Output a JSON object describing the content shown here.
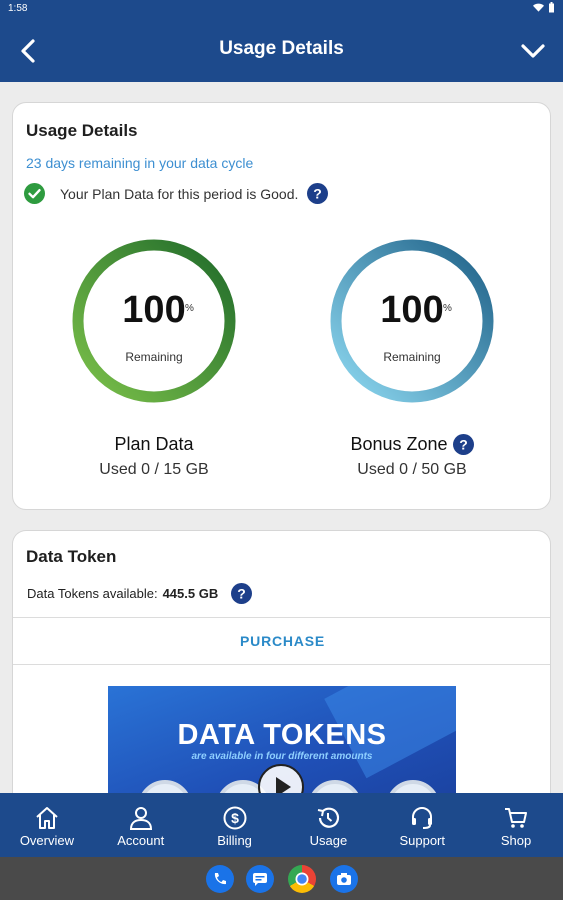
{
  "status_bar": {
    "time": "1:58"
  },
  "header": {
    "title": "Usage Details",
    "back_icon": "chevron-left-icon",
    "collapse_icon": "chevron-down-icon"
  },
  "usage_card": {
    "title": "Usage Details",
    "cycle_text": "23 days remaining in your data cycle",
    "status_text": "Your Plan Data for this period is Good.",
    "meters": [
      {
        "value": "100",
        "unit": "%",
        "caption": "Remaining",
        "label": "Plan Data",
        "used": "Used 0 / 15 GB",
        "percent_remaining": 100,
        "colors": [
          "#7cc14a",
          "#1f6a2a"
        ]
      },
      {
        "value": "100",
        "unit": "%",
        "caption": "Remaining",
        "label": "Bonus Zone",
        "used": "Used 0 / 50 GB",
        "percent_remaining": 100,
        "colors": [
          "#8fdaf2",
          "#1d5f86"
        ]
      }
    ]
  },
  "token_card": {
    "title": "Data Token",
    "available_label": "Data Tokens available:",
    "available_value": "445.5 GB",
    "purchase_label": "PURCHASE",
    "promo": {
      "title": "DATA TOKENS",
      "subtitle": "are available in four different amounts"
    }
  },
  "bottom_nav": [
    {
      "label": "Overview",
      "icon": "home-icon"
    },
    {
      "label": "Account",
      "icon": "person-icon"
    },
    {
      "label": "Billing",
      "icon": "dollar-icon"
    },
    {
      "label": "Usage",
      "icon": "history-icon"
    },
    {
      "label": "Support",
      "icon": "headset-icon"
    },
    {
      "label": "Shop",
      "icon": "cart-icon"
    }
  ],
  "colors": {
    "brand": "#1d4a8c",
    "good": "#2e9b3f",
    "link": "#3d8fd1",
    "help": "#1d3f8a"
  }
}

→ STATED PROBLEM: Set every line down exactly as written, leaving each picture out.

→ WRITTEN REPLY:
Output a JSON object describing the content shown here.
{
  "status_bar": {
    "time": "1:58"
  },
  "header": {
    "title": "Usage Details",
    "back_icon": "chevron-left-icon",
    "collapse_icon": "chevron-down-icon"
  },
  "usage_card": {
    "title": "Usage Details",
    "cycle_text": "23 days remaining in your data cycle",
    "status_text": "Your Plan Data for this period is Good.",
    "meters": [
      {
        "value": "100",
        "unit": "%",
        "caption": "Remaining",
        "label": "Plan Data",
        "used": "Used 0 / 15 GB",
        "percent_remaining": 100,
        "colors": [
          "#7cc14a",
          "#1f6a2a"
        ]
      },
      {
        "value": "100",
        "unit": "%",
        "caption": "Remaining",
        "label": "Bonus Zone",
        "used": "Used 0 / 50 GB",
        "percent_remaining": 100,
        "colors": [
          "#8fdaf2",
          "#1d5f86"
        ]
      }
    ]
  },
  "token_card": {
    "title": "Data Token",
    "available_label": "Data Tokens available:",
    "available_value": "445.5 GB",
    "purchase_label": "PURCHASE",
    "promo": {
      "title": "DATA TOKENS",
      "subtitle": "are available in four different amounts"
    }
  },
  "bottom_nav": [
    {
      "label": "Overview",
      "icon": "home-icon"
    },
    {
      "label": "Account",
      "icon": "person-icon"
    },
    {
      "label": "Billing",
      "icon": "dollar-icon"
    },
    {
      "label": "Usage",
      "icon": "history-icon"
    },
    {
      "label": "Support",
      "icon": "headset-icon"
    },
    {
      "label": "Shop",
      "icon": "cart-icon"
    }
  ],
  "colors": {
    "brand": "#1d4a8c",
    "good": "#2e9b3f",
    "link": "#3d8fd1",
    "help": "#1d3f8a"
  }
}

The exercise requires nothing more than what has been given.